▸ Prompt
Using the data below, copy every line that contains the word "Adjust".

▸ Data for this task
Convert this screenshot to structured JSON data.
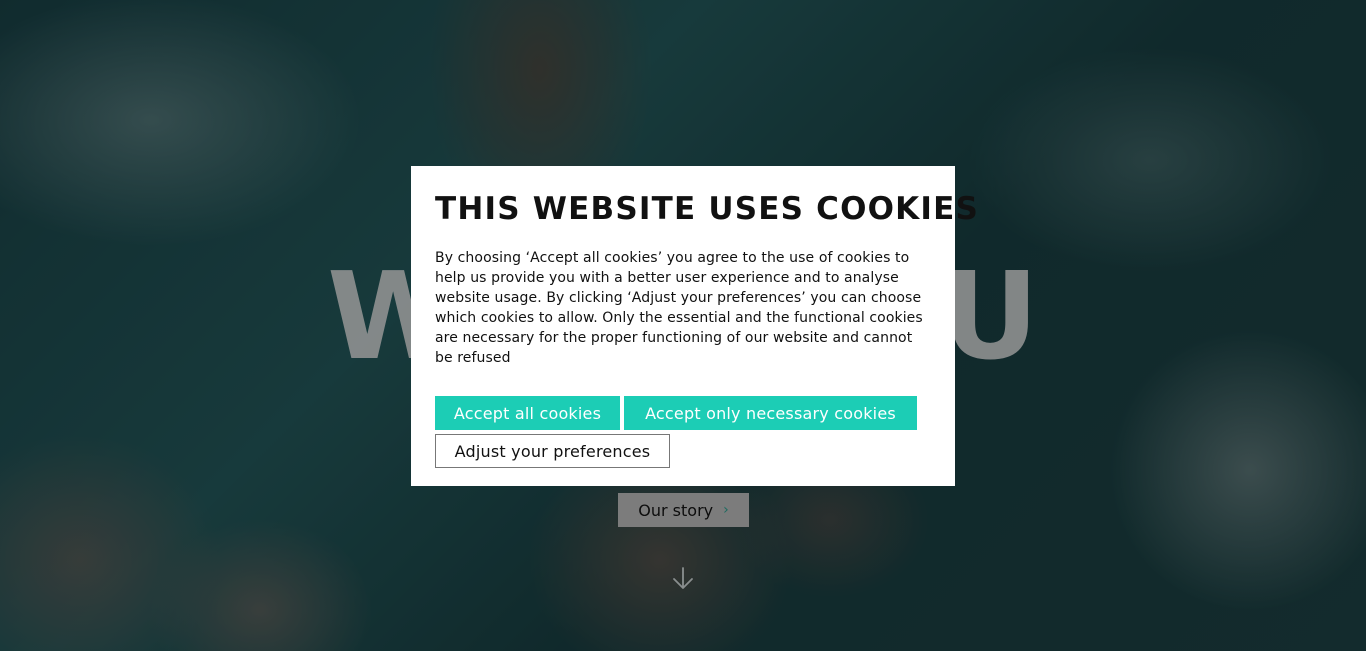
{
  "hero": {
    "heading_left": "W",
    "heading_right": "U",
    "story_button_label": "Our story",
    "story_button_chevron": "›",
    "scroll_icon": "arrow-down-icon"
  },
  "cookie_modal": {
    "title": "THIS WEBSITE USES COOKIES",
    "body": "By choosing ‘Accept all cookies’ you agree to the use of cookies to help us provide you with a better user experience and to analyse website usage. By clicking ‘Adjust your preferences’ you can choose which cookies to allow. Only the essential and the functional cookies are necessary for the proper functioning of our website and cannot be refused",
    "buttons": {
      "accept_all": "Accept all cookies",
      "accept_necessary": "Accept only necessary cookies",
      "adjust": "Adjust your preferences"
    }
  },
  "colors": {
    "accent": "#1ccdb5",
    "overlay": "#000000",
    "modal_background": "#ffffff"
  }
}
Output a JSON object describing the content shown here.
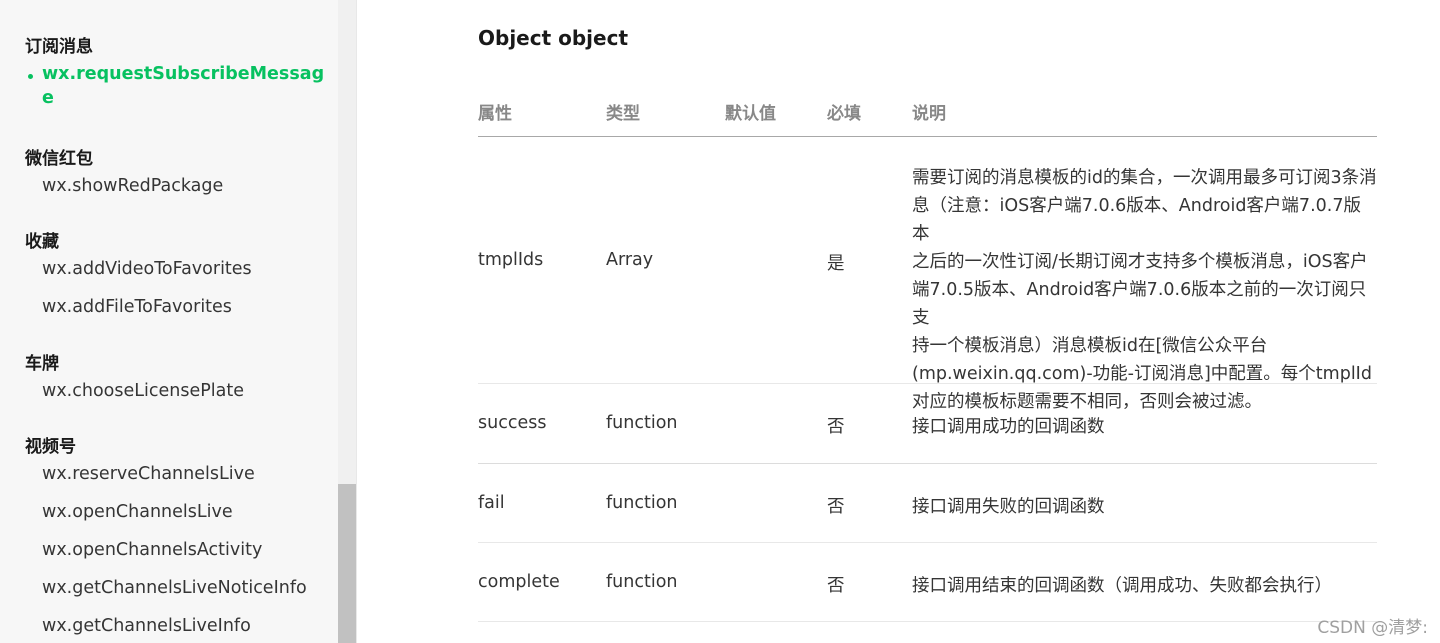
{
  "sidebar": {
    "groups": [
      {
        "title": "订阅消息",
        "items": [
          {
            "label_line1": "wx.requestSubscribeMessag",
            "label_line2": "e",
            "active": true
          }
        ]
      },
      {
        "title": "微信红包",
        "items": [
          {
            "label": "wx.showRedPackage"
          }
        ]
      },
      {
        "title": "收藏",
        "items": [
          {
            "label": "wx.addVideoToFavorites"
          },
          {
            "label": "wx.addFileToFavorites"
          }
        ]
      },
      {
        "title": "车牌",
        "items": [
          {
            "label": "wx.chooseLicensePlate"
          }
        ]
      },
      {
        "title": "视频号",
        "items": [
          {
            "label": "wx.reserveChannelsLive"
          },
          {
            "label": "wx.openChannelsLive"
          },
          {
            "label": "wx.openChannelsActivity"
          },
          {
            "label": "wx.getChannelsLiveNoticeInfo"
          },
          {
            "label": "wx.getChannelsLiveInfo"
          }
        ]
      }
    ]
  },
  "main": {
    "section_title": "Object object",
    "table": {
      "headers": [
        "属性",
        "类型",
        "默认值",
        "必填",
        "说明"
      ],
      "rows": [
        {
          "property": "tmplIds",
          "type": "Array",
          "default": "",
          "required": "是",
          "description_lines": [
            "需要订阅的消息模板的id的集合，一次调用最多可订阅3条消",
            "息（注意：iOS客户端7.0.6版本、Android客户端7.0.7版本",
            "之后的一次性订阅/长期订阅才支持多个模板消息，iOS客户",
            "端7.0.5版本、Android客户端7.0.6版本之前的一次订阅只支",
            "持一个模板消息）消息模板id在[微信公众平台",
            "(mp.weixin.qq.com)-功能-订阅消息]中配置。每个tmplId",
            "对应的模板标题需要不相同，否则会被过滤。"
          ]
        },
        {
          "property": "success",
          "type": "function",
          "default": "",
          "required": "否",
          "description": "接口调用成功的回调函数"
        },
        {
          "property": "fail",
          "type": "function",
          "default": "",
          "required": "否",
          "description": "接口调用失败的回调函数"
        },
        {
          "property": "complete",
          "type": "function",
          "default": "",
          "required": "否",
          "description": "接口调用结束的回调函数（调用成功、失败都会执行）"
        }
      ]
    }
  },
  "watermark": "CSDN @清梦:",
  "colors": {
    "accent": "#07c160",
    "sidebar_bg": "#f7f7f7",
    "header_text": "#888888"
  }
}
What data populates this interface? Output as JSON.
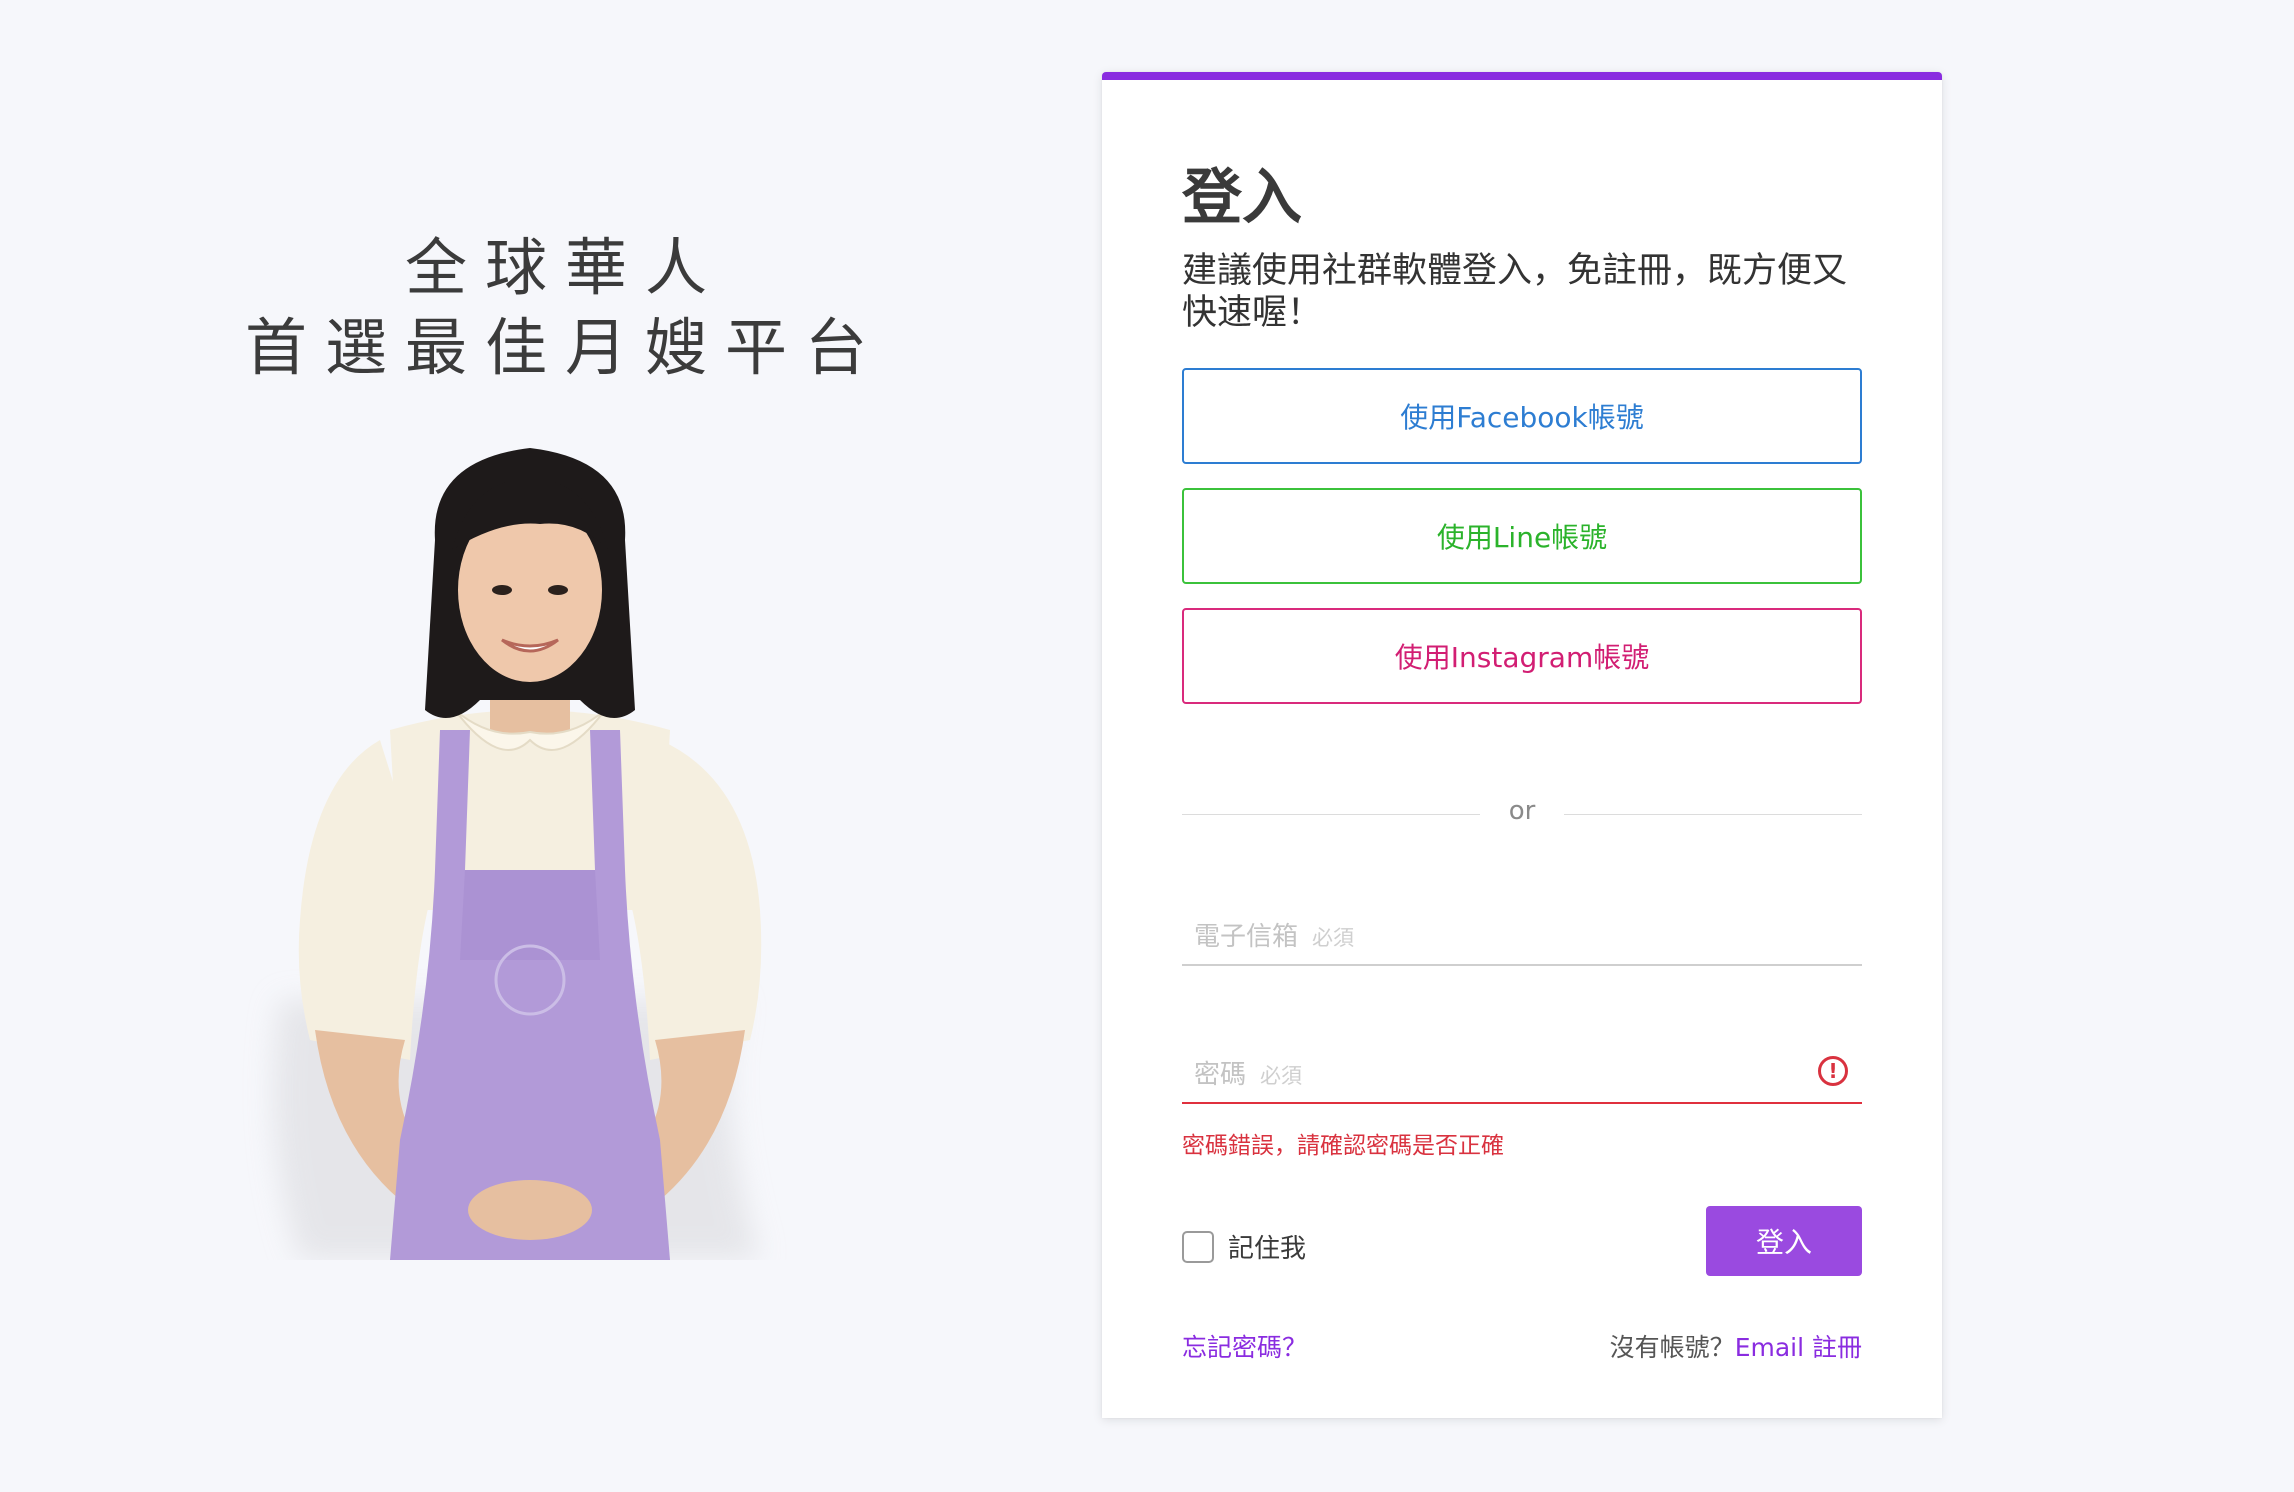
{
  "hero": {
    "tagline_line1": "全球華人",
    "tagline_line2": "首選最佳月嫂平台"
  },
  "login": {
    "title": "登入",
    "subtitle": "建議使用社群軟體登入，免註冊，既方便又快速喔！",
    "facebook_label": "使用Facebook帳號",
    "line_label": "使用Line帳號",
    "instagram_label": "使用Instagram帳號",
    "divider_text": "or",
    "email": {
      "label": "電子信箱",
      "required": "必須",
      "value": ""
    },
    "password": {
      "label": "密碼",
      "required": "必須",
      "value": "",
      "error_icon": "!",
      "error_message": "密碼錯誤，請確認密碼是否正確"
    },
    "remember_label": "記住我",
    "login_button": "登入",
    "forgot_link": "忘記密碼？",
    "signup_prompt": "沒有帳號？",
    "signup_link": "Email 註冊"
  },
  "colors": {
    "accent": "#8a2ce0",
    "facebook": "#2d7dd2",
    "line": "#3bc23b",
    "instagram": "#d92a7c",
    "error": "#d9323f"
  },
  "icons": {
    "error_icon": "exclamation-circle-icon",
    "checkbox": "checkbox-unchecked-icon"
  }
}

▸ Response to the exercise
    "body": "By choosing ‘Accept all cookies’ you agree to the use of cookies to help us provide you with a better user experience and to analyse website usage. By clicking ‘Adjust your preferences’ you can choose which cookies to allow. Only the essential and the functional cookies are necessary for the proper functioning of our website and cannot be refused",
      "adjust": "Adjust your preferences"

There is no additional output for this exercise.